_Entries from a dataset_:

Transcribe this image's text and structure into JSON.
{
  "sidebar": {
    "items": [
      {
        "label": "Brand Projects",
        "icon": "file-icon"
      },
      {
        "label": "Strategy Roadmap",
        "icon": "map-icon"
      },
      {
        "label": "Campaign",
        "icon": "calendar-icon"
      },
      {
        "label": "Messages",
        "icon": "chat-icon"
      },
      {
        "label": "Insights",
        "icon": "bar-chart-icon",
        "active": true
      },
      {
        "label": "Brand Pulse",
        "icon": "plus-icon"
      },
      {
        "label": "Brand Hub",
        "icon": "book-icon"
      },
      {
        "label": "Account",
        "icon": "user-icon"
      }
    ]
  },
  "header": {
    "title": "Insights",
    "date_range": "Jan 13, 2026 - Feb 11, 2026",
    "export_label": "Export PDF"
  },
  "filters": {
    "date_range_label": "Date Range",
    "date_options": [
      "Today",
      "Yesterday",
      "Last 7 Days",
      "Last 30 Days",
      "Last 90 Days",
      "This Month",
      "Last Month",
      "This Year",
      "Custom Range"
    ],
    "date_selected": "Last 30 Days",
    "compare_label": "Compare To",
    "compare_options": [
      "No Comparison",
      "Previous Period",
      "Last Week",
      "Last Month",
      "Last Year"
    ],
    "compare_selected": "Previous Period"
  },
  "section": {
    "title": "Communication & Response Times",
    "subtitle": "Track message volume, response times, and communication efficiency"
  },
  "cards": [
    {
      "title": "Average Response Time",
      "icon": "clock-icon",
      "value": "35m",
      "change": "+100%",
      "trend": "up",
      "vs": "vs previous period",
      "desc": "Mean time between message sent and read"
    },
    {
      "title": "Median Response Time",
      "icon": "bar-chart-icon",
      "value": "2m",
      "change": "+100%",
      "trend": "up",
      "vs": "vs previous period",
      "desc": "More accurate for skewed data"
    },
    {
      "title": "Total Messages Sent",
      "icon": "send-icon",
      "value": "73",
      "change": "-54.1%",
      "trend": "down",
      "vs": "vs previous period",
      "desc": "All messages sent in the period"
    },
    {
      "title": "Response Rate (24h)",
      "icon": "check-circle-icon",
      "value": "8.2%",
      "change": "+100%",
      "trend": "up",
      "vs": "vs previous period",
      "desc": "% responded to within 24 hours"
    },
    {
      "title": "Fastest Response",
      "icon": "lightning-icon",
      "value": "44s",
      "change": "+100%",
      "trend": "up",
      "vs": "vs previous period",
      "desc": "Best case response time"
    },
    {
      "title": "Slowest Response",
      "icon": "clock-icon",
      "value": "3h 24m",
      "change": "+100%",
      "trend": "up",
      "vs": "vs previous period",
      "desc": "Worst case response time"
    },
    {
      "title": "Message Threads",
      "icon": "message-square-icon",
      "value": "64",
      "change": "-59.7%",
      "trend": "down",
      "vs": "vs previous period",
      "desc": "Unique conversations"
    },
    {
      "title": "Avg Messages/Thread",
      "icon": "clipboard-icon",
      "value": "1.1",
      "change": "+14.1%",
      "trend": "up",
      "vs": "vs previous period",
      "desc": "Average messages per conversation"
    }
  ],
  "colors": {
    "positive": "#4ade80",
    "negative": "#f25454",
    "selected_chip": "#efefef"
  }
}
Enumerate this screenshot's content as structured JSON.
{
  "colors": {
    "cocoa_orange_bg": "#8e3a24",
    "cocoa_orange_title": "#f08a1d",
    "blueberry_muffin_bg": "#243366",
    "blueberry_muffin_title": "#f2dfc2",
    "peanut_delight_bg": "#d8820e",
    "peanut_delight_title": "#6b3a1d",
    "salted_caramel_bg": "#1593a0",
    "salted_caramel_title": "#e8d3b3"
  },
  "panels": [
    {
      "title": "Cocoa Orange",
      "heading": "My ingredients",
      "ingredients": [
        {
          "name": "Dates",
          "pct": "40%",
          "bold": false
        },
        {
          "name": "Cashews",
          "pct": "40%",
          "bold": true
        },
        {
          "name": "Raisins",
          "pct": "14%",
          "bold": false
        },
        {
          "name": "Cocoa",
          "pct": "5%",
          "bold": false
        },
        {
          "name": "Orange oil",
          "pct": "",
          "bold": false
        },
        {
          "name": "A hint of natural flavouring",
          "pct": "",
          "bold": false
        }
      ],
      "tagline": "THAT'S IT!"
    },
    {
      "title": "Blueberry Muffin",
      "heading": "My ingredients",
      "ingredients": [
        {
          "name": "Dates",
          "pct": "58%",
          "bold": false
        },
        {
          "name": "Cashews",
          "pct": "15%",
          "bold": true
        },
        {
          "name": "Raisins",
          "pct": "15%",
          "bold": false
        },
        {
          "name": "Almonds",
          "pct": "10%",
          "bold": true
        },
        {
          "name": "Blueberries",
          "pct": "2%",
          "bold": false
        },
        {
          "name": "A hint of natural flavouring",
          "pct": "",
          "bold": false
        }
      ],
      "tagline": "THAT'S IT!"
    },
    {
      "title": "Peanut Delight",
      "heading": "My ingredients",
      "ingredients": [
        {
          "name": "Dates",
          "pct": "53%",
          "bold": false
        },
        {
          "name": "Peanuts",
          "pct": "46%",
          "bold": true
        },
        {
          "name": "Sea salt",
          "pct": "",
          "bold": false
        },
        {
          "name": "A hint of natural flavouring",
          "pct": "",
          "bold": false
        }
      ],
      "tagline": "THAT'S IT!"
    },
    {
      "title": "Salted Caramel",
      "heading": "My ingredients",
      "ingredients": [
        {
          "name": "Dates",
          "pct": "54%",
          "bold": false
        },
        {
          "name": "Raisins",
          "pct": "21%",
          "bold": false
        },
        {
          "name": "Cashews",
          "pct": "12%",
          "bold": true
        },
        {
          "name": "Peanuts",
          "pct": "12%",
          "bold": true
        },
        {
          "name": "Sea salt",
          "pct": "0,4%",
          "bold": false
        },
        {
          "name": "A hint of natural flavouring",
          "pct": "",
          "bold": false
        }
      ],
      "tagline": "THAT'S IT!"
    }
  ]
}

_EXERCISE INSTRUCTIONS_: Quote the whole listing above, leaving nothing out.

_RESULT BELOW_:
Transcribe this image's text and structure into JSON.
{
  "sidebar": {
    "items": [
      {
        "label": "Brand Projects",
        "icon": "file-icon"
      },
      {
        "label": "Strategy Roadmap",
        "icon": "map-icon"
      },
      {
        "label": "Campaign",
        "icon": "calendar-icon"
      },
      {
        "label": "Messages",
        "icon": "chat-icon"
      },
      {
        "label": "Insights",
        "icon": "bar-chart-icon",
        "active": true
      },
      {
        "label": "Brand Pulse",
        "icon": "plus-icon"
      },
      {
        "label": "Brand Hub",
        "icon": "book-icon"
      },
      {
        "label": "Account",
        "icon": "user-icon"
      }
    ]
  },
  "header": {
    "title": "Insights",
    "date_range": "Jan 13, 2026 - Feb 11, 2026",
    "export_label": "Export PDF"
  },
  "filters": {
    "date_range_label": "Date Range",
    "date_options": [
      "Today",
      "Yesterday",
      "Last 7 Days",
      "Last 30 Days",
      "Last 90 Days",
      "This Month",
      "Last Month",
      "This Year",
      "Custom Range"
    ],
    "date_selected": "Last 30 Days",
    "compare_label": "Compare To",
    "compare_options": [
      "No Comparison",
      "Previous Period",
      "Last Week",
      "Last Month",
      "Last Year"
    ],
    "compare_selected": "Previous Period"
  },
  "section": {
    "title": "Communication & Response Times",
    "subtitle": "Track message volume, response times, and communication efficiency"
  },
  "cards": [
    {
      "title": "Average Response Time",
      "icon": "clock-icon",
      "value": "35m",
      "change": "+100%",
      "trend": "up",
      "vs": "vs previous period",
      "desc": "Mean time between message sent and read"
    },
    {
      "title": "Median Response Time",
      "icon": "bar-chart-icon",
      "value": "2m",
      "change": "+100%",
      "trend": "up",
      "vs": "vs previous period",
      "desc": "More accurate for skewed data"
    },
    {
      "title": "Total Messages Sent",
      "icon": "send-icon",
      "value": "73",
      "change": "-54.1%",
      "trend": "down",
      "vs": "vs previous period",
      "desc": "All messages sent in the period"
    },
    {
      "title": "Response Rate (24h)",
      "icon": "check-circle-icon",
      "value": "8.2%",
      "change": "+100%",
      "trend": "up",
      "vs": "vs previous period",
      "desc": "% responded to within 24 hours"
    },
    {
      "title": "Fastest Response",
      "icon": "lightning-icon",
      "value": "44s",
      "change": "+100%",
      "trend": "up",
      "vs": "vs previous period",
      "desc": "Best case response time"
    },
    {
      "title": "Slowest Response",
      "icon": "clock-icon",
      "value": "3h 24m",
      "change": "+100%",
      "trend": "up",
      "vs": "vs previous period",
      "desc": "Worst case response time"
    },
    {
      "title": "Message Threads",
      "icon": "message-square-icon",
      "value": "64",
      "change": "-59.7%",
      "trend": "down",
      "vs": "vs previous period",
      "desc": "Unique conversations"
    },
    {
      "title": "Avg Messages/Thread",
      "icon": "clipboard-icon",
      "value": "1.1",
      "change": "+14.1%",
      "trend": "up",
      "vs": "vs previous period",
      "desc": "Average messages per conversation"
    }
  ],
  "colors": {
    "positive": "#4ade80",
    "negative": "#f25454",
    "selected_chip": "#efefef"
  }
}
Enumerate this screenshot's content as structured JSON.
{
  "colors": {
    "cocoa_orange_bg": "#8e3a24",
    "cocoa_orange_title": "#f08a1d",
    "blueberry_muffin_bg": "#243366",
    "blueberry_muffin_title": "#f2dfc2",
    "peanut_delight_bg": "#d8820e",
    "peanut_delight_title": "#6b3a1d",
    "salted_caramel_bg": "#1593a0",
    "salted_caramel_title": "#e8d3b3"
  },
  "panels": [
    {
      "title": "Cocoa Orange",
      "heading": "My ingredients",
      "ingredients": [
        {
          "name": "Dates",
          "pct": "40%",
          "bold": false
        },
        {
          "name": "Cashews",
          "pct": "40%",
          "bold": true
        },
        {
          "name": "Raisins",
          "pct": "14%",
          "bold": false
        },
        {
          "name": "Cocoa",
          "pct": "5%",
          "bold": false
        },
        {
          "name": "Orange oil",
          "pct": "",
          "bold": false
        },
        {
          "name": "A hint of natural flavouring",
          "pct": "",
          "bold": false
        }
      ],
      "tagline": "THAT'S IT!"
    },
    {
      "title": "Blueberry Muffin",
      "heading": "My ingredients",
      "ingredients": [
        {
          "name": "Dates",
          "pct": "58%",
          "bold": false
        },
        {
          "name": "Cashews",
          "pct": "15%",
          "bold": true
        },
        {
          "name": "Raisins",
          "pct": "15%",
          "bold": false
        },
        {
          "name": "Almonds",
          "pct": "10%",
          "bold": true
        },
        {
          "name": "Blueberries",
          "pct": "2%",
          "bold": false
        },
        {
          "name": "A hint of natural flavouring",
          "pct": "",
          "bold": false
        }
      ],
      "tagline": "THAT'S IT!"
    },
    {
      "title": "Peanut Delight",
      "heading": "My ingredients",
      "ingredients": [
        {
          "name": "Dates",
          "pct": "53%",
          "bold": false
        },
        {
          "name": "Peanuts",
          "pct": "46%",
          "bold": true
        },
        {
          "name": "Sea salt",
          "pct": "",
          "bold": false
        },
        {
          "name": "A hint of natural flavouring",
          "pct": "",
          "bold": false
        }
      ],
      "tagline": "THAT'S IT!"
    },
    {
      "title": "Salted Caramel",
      "heading": "My ingredients",
      "ingredients": [
        {
          "name": "Dates",
          "pct": "54%",
          "bold": false
        },
        {
          "name": "Raisins",
          "pct": "21%",
          "bold": false
        },
        {
          "name": "Cashews",
          "pct": "12%",
          "bold": true
        },
        {
          "name": "Peanuts",
          "pct": "12%",
          "bold": true
        },
        {
          "name": "Sea salt",
          "pct": "0,4%",
          "bold": false
        },
        {
          "name": "A hint of natural flavouring",
          "pct": "",
          "bold": false
        }
      ],
      "tagline": "THAT'S IT!"
    }
  ]
}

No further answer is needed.